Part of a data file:
########

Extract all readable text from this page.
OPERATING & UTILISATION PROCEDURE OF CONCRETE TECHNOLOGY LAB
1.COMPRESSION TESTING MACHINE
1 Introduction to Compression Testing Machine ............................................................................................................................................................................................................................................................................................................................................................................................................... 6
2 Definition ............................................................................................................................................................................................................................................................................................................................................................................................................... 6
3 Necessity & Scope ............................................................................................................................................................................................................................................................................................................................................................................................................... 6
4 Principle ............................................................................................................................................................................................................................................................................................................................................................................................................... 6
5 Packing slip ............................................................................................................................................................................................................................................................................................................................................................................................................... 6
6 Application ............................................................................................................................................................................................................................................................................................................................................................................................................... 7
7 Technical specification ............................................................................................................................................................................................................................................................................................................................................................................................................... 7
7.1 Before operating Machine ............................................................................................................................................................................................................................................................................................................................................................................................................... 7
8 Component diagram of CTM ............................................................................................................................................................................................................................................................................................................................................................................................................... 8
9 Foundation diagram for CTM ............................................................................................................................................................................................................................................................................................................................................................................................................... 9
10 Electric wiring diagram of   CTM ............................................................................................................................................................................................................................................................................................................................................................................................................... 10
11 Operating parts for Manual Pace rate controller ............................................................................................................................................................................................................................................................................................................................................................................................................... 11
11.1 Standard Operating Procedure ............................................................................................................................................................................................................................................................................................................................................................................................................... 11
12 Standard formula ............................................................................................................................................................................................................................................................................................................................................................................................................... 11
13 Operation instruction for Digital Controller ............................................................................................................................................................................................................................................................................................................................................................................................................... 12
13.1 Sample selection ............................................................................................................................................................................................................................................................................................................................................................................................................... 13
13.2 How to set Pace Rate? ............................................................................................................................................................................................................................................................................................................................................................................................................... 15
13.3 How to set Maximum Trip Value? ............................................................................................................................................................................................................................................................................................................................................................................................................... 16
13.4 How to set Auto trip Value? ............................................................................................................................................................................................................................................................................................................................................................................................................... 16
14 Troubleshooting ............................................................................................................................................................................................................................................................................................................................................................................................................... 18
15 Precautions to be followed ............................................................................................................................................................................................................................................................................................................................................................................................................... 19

########

§ To be done:
Write out every line exactly as it stands.

§ Worked answer:
Extract all readable text from this page.
OPERATING & UTILISATION PROCEDURE OF CONCRETE TECHNOLOGY LAB
1.COMPRESSION TESTING MACHINE
1 Introduction to Compression Testing Machine ............................................................................................................................................................................................................................................................................................................................................................................................................... 6
2 Definition ............................................................................................................................................................................................................................................................................................................................................................................................................... 6
3 Necessity & Scope ............................................................................................................................................................................................................................................................................................................................................................................................................... 6
4 Principle ............................................................................................................................................................................................................................................................................................................................................................................................................... 6
5 Packing slip ............................................................................................................................................................................................................................................................................................................................................................................................................... 6
6 Application ............................................................................................................................................................................................................................................................................................................................................................................................................... 7
7 Technical specification ............................................................................................................................................................................................................................................................................................................................................................................................................... 7
7.1 Before operating Machine ............................................................................................................................................................................................................................................................................................................................................................................................................... 7
8 Component diagram of CTM ............................................................................................................................................................................................................................................................................................................................................................................................................... 8
9 Foundation diagram for CTM ............................................................................................................................................................................................................................................................................................................................................................................................................... 9
10 Electric wiring diagram of   CTM ............................................................................................................................................................................................................................................................................................................................................................................................................... 10
11 Operating parts for Manual Pace rate controller ............................................................................................................................................................................................................................................................................................................................................................................................................... 11
11.1 Standard Operating Procedure ............................................................................................................................................................................................................................................................................................................................................................................................................... 11
12 Standard formula ............................................................................................................................................................................................................................................................................................................................................................................................................... 11
13 Operation instruction for Digital Controller ............................................................................................................................................................................................................................................................................................................................................................................................................... 12
13.1 Sample selection ............................................................................................................................................................................................................................................................................................................................................................................................................... 13
13.2 How to set Pace Rate? ............................................................................................................................................................................................................................................................................................................................................................................................................... 15
13.3 How to set Maximum Trip Value? ............................................................................................................................................................................................................................................................................................................................................................................................................... 16
13.4 How to set Auto trip Value? ............................................................................................................................................................................................................................................................................................................................................................................................................... 16
14 Troubleshooting ............................................................................................................................................................................................................................................................................................................................................................................................................... 18
15 Precautions to be followed ............................................................................................................................................................................................................................................................................................................................................................................................................... 19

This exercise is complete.